ENTRIES SUPPLIED:

-*-

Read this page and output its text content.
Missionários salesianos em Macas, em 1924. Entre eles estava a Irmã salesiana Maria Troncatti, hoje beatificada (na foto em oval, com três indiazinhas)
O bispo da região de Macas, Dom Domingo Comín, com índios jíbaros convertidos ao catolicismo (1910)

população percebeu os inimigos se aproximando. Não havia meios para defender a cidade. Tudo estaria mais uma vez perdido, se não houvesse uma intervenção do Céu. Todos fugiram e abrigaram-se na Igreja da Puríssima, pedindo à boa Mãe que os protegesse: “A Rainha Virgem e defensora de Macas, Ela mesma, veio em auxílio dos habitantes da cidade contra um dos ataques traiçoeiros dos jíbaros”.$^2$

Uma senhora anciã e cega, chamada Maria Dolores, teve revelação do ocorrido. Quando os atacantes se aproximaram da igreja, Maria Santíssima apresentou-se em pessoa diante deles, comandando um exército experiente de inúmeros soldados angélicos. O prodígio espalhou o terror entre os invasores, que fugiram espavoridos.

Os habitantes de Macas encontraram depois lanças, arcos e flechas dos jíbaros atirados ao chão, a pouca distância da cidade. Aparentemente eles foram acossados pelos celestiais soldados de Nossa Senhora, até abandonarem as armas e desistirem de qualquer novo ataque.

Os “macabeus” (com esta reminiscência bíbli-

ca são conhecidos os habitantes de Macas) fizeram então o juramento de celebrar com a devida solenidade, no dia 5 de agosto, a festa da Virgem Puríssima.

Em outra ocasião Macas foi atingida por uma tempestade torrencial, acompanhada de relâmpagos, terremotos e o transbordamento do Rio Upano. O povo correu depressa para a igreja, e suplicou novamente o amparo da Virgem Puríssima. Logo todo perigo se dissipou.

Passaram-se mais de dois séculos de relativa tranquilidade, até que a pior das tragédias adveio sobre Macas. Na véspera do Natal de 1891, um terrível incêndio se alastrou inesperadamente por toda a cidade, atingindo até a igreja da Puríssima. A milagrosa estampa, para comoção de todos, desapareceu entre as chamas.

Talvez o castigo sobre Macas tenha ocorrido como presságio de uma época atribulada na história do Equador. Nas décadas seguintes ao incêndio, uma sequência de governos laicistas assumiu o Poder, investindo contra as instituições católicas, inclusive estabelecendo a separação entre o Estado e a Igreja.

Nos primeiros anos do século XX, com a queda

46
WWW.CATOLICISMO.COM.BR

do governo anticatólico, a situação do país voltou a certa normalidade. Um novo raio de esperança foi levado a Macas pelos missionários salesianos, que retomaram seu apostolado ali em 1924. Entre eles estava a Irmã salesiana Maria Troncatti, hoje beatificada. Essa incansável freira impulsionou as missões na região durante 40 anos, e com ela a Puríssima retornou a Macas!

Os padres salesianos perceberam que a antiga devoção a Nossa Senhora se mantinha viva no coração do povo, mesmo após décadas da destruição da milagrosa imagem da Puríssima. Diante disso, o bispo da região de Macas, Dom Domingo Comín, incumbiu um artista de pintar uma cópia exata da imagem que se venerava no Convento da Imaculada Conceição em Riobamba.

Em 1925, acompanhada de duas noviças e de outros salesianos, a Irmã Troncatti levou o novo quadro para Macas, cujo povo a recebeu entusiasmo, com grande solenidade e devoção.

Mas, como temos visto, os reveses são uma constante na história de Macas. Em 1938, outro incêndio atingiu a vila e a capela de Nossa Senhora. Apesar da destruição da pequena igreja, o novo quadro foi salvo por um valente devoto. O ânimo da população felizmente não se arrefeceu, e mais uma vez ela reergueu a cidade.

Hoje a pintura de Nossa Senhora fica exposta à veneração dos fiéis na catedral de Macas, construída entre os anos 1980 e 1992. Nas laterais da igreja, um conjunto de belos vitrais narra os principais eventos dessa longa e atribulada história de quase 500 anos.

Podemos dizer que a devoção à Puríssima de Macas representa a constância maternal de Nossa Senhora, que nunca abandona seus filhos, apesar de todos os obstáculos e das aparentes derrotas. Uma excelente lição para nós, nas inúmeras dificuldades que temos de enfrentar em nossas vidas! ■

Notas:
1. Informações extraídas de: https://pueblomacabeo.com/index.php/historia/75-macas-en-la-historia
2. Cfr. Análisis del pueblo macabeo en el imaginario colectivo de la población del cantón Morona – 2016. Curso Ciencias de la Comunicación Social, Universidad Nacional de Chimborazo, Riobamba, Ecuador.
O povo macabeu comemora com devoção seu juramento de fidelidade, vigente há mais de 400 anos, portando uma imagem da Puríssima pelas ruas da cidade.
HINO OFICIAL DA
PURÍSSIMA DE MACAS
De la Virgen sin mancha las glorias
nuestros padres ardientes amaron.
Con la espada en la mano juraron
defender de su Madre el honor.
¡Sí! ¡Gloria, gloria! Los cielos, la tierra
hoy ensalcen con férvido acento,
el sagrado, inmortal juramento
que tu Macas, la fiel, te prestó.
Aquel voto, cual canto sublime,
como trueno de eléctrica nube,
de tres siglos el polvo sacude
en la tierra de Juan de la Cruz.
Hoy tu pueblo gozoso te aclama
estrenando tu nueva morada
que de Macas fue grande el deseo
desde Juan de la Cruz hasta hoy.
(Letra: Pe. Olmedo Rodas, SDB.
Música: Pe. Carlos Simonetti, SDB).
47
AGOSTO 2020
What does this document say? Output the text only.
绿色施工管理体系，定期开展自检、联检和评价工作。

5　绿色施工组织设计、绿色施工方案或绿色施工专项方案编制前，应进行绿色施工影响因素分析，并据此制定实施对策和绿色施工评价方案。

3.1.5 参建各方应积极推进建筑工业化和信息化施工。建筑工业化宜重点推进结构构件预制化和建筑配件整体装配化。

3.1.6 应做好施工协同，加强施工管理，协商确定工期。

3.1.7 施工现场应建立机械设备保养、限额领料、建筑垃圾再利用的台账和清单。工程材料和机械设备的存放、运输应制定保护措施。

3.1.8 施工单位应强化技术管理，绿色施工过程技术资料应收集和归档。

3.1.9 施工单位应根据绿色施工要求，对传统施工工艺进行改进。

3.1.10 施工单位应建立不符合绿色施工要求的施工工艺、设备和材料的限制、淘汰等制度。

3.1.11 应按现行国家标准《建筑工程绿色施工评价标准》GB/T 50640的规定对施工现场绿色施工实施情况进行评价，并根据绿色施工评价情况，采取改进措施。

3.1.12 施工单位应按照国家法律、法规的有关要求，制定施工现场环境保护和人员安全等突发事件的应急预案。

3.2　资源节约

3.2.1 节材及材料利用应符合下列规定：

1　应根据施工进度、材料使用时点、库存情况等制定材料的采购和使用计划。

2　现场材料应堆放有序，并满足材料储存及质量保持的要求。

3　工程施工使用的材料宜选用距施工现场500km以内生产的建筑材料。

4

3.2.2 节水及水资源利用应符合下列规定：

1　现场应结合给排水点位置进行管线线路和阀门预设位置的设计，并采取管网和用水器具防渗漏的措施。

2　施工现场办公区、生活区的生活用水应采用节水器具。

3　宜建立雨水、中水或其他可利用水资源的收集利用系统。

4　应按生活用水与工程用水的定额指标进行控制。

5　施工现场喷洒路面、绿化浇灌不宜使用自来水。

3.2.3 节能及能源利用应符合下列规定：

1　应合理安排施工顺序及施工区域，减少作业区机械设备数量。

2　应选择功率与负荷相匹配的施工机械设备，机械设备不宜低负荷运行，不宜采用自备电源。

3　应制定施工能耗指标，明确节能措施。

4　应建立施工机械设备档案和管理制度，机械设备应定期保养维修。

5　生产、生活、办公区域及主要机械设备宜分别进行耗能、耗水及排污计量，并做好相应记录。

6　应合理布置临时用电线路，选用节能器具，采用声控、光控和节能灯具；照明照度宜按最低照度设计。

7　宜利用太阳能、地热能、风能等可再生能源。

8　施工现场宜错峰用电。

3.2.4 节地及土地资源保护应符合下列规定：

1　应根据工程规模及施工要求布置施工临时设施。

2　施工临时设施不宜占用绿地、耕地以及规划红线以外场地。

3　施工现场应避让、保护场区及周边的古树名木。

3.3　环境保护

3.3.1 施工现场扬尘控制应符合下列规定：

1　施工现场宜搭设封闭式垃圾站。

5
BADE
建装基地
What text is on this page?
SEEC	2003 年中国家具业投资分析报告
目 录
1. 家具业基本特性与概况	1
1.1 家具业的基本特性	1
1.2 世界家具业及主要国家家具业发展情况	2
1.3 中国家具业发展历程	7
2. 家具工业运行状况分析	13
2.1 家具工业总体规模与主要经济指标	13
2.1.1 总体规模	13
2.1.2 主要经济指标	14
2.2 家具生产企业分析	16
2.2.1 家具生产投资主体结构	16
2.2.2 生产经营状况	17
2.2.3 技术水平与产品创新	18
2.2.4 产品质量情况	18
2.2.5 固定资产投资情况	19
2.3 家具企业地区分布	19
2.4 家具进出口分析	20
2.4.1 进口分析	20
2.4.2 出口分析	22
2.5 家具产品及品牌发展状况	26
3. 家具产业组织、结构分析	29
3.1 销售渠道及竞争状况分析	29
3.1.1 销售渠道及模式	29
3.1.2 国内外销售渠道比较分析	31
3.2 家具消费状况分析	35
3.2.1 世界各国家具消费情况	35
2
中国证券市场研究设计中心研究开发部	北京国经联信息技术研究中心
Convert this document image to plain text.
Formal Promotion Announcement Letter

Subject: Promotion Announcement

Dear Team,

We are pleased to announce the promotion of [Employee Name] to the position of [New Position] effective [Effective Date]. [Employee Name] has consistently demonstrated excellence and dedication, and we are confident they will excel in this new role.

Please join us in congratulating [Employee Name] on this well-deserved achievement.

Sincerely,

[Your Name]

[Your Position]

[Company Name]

-*-

WHAT YOU ARE ASKED TO DO:
Out of the material above, select every line that holds the string "habitantes".

WRITTEN RESPONSE:
população percebeu os inimigos se aproximando. Não havia meios para defender a cidade. Tudo estaria mais uma vez perdido, se não houvesse uma intervenção do Céu. Todos fugiram e abrigaram-se na Igreja da Puríssima, pedindo à boa Mãe que os protegesse: “A Rainha Virgem e defensora de Macas, Ela mesma, veio em auxílio dos habitantes da cidade contra um dos ataques traiçoeiros dos jíbaros”.$^2$
Os habitantes de Macas encontraram depois lanças, arcos e flechas dos jíbaros atirados ao chão, a pouca distância da cidade. Aparentemente eles foram acossados pelos celestiais soldados de Nossa Senhora, até abandonarem as armas e desistirem de qualquer novo ataque.
ca são conhecidos os habitantes de Macas) fizeram então o juramento de celebrar com a devida solenidade, no dia 5 de agosto, a festa da Virgem Puríssima.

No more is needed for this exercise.